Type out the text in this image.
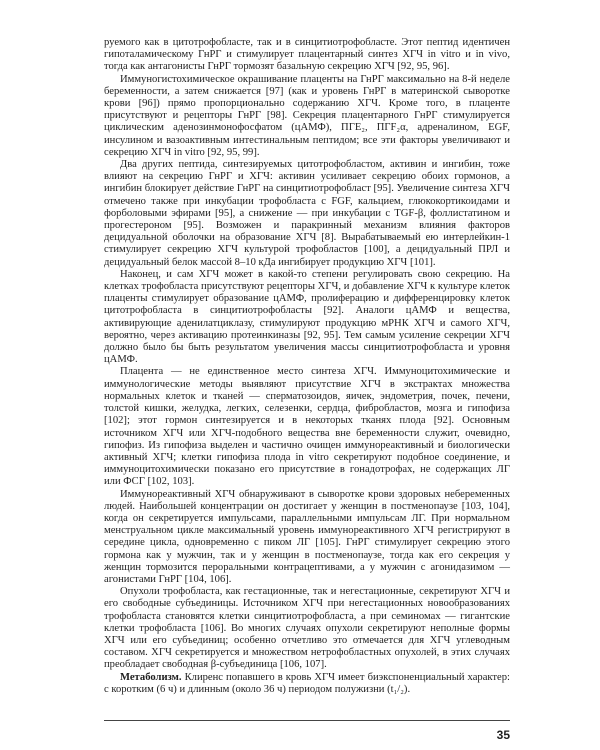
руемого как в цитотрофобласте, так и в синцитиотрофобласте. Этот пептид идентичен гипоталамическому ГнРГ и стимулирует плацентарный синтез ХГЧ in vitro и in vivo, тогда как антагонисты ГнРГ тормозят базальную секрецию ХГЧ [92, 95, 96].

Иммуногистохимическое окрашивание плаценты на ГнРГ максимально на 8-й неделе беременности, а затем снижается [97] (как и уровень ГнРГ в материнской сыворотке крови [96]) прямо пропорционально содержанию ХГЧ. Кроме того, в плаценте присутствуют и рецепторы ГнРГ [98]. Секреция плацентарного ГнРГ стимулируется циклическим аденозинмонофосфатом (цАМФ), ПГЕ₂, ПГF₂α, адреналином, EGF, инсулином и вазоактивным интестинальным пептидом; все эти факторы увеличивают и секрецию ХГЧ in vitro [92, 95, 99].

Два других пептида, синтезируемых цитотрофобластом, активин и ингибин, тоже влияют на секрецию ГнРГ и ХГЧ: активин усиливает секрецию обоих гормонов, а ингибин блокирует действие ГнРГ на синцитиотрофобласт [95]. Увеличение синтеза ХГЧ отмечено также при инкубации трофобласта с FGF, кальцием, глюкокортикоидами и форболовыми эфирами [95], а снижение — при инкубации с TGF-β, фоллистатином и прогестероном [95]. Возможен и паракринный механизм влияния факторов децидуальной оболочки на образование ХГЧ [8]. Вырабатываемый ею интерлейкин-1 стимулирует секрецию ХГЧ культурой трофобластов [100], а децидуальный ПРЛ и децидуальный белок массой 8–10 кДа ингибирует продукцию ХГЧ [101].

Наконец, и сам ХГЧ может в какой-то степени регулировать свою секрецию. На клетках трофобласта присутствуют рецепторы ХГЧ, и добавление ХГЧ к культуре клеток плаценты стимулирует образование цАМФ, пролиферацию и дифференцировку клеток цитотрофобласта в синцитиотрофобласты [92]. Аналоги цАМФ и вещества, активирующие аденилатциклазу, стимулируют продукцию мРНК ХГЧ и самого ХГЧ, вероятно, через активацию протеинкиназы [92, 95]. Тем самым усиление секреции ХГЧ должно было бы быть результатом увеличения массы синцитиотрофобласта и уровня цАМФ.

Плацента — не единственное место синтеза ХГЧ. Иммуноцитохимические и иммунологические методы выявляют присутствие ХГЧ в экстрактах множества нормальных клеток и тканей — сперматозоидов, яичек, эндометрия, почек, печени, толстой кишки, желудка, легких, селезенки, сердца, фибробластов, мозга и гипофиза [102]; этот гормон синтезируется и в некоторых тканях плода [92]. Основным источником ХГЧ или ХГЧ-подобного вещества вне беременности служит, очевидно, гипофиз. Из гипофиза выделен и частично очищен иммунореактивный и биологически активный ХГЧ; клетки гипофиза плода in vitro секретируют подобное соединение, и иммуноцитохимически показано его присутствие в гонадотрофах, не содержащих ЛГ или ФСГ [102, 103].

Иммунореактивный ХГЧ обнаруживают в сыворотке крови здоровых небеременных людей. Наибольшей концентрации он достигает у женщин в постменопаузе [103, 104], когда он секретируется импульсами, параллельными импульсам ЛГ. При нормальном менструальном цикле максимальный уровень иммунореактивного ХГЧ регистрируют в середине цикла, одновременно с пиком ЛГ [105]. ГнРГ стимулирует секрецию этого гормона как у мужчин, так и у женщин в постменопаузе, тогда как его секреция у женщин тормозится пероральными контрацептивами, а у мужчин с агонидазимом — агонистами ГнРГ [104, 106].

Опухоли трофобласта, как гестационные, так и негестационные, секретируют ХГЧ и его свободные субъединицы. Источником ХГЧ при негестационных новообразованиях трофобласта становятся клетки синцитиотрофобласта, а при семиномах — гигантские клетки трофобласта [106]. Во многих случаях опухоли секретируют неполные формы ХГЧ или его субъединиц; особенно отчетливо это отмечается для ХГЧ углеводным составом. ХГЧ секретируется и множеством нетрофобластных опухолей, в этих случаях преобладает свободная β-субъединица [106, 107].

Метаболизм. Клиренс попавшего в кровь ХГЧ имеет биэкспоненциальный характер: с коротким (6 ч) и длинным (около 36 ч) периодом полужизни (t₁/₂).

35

____________________

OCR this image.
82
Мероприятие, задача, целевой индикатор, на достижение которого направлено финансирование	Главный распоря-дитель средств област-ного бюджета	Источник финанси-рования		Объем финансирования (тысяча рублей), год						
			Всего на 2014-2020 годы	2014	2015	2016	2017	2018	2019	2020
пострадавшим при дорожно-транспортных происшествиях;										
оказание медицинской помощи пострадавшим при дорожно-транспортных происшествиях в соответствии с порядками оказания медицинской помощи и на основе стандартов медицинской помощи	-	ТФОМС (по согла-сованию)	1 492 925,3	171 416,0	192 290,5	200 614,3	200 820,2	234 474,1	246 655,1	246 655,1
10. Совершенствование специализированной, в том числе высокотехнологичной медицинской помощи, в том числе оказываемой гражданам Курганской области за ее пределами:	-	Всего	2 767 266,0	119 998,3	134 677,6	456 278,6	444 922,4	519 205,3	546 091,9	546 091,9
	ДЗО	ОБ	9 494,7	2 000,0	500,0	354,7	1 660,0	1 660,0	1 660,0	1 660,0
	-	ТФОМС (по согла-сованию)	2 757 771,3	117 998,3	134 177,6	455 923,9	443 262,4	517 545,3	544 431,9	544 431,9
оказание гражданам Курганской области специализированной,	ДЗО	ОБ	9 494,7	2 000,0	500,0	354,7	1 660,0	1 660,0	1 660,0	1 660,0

____________________

In the listing above, locate each line with "оказание" and copy it.

THE REPLY =
оказание медицинской помощи пострадавшим при дорожно-транспортных происшествиях в соответствии с порядками оказания медицинской помощи и на основе стандартов медицинской помощи	-	ТФОМС (по согла-сованию)	1 492 925,3	171 416,0	192 290,5	200 614,3	200 820,2	234 474,1	246 655,1	246 655,1
оказание гражданам Курганской области специализированной,	ДЗО	ОБ	9 494,7	2 000,0	500,0	354,7	1 660,0	1 660,0	1 660,0	1 660,0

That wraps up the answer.